■ Document segment:
****************************************

Hi all,
sorry for this long rant - if your Sunday is packed full of activity,
you may skip this mail peacefully.
An acquaintance of mine asked me to recover an old Laptop that no OS on
it. I did using the latest ubuntu. I made her aware of all "caveats":
"this laptop won't run Windows programs". She was fine with it. The
laptop is for her child, which attends local German elementary school.
After a while she contacted me again, worried: her child needs
"Blitzrechnen" from the German publisher Klett, since at school they
would train mental arithmetic. I've been confronted with this when my
youngest was at elementary school, a similar Windows software I don't
recall, and was able to make it run using Wine. My acquaintance got a no
cost copied CD-R from school with the password written on it.
I wasn't able to get "Blitzrechnen" running - I tried several Wine
versions each 32 and 64 bit - the app is not complex, seems like a
series of flash animated pages where the user is asked to solve math
problems, nicely drawn with animals and stuff.

****************************************

■ Material provided:
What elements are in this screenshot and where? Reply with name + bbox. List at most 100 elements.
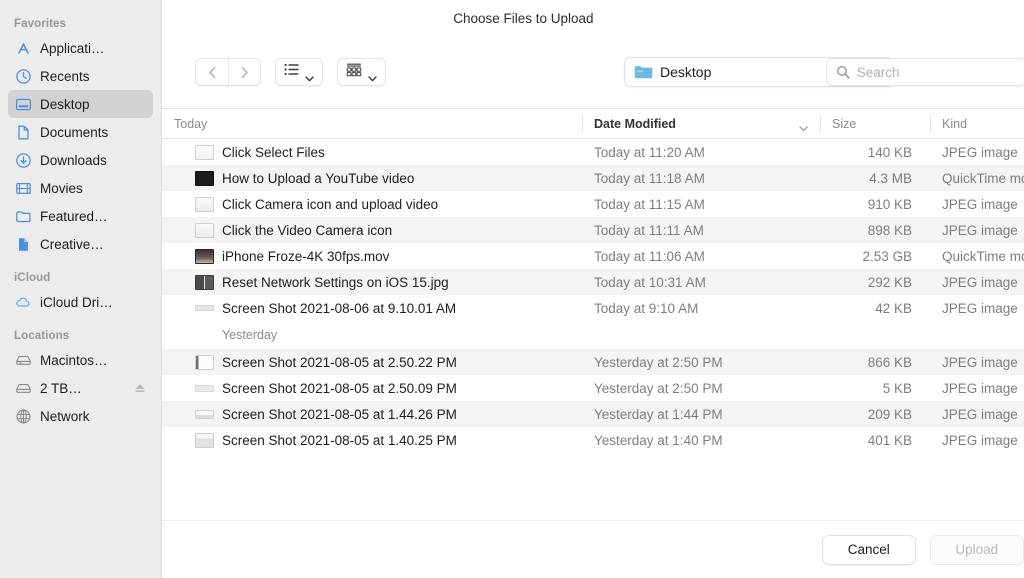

****************************************

■ Work to do:
1. Repeat the email about the Blitzrechnen software word for word, starting with "After a while" and going on through "written on it.".
2. Answer these questions about the email on the Blitzrechnen software:
(a) What operating system was put on the laptop?
(b) Which publisher makes Blitzrechnen?
(c) What was written on the CD-R from the school?

■ Outputs in order:
1.
After a while she contacted me again, worried: her child needs
"Blitzrechnen" from the German publisher Klett, since at school they
would train mental arithmetic. I've been confronted with this when my
youngest was at elementary school, a similar Windows software I don't
recall, and was able to make it run using Wine. My acquaintance got a no
cost copied CD-R from school with the password written on it.

2.
(a) The latest Ubuntu
(b) Klett
(c) The password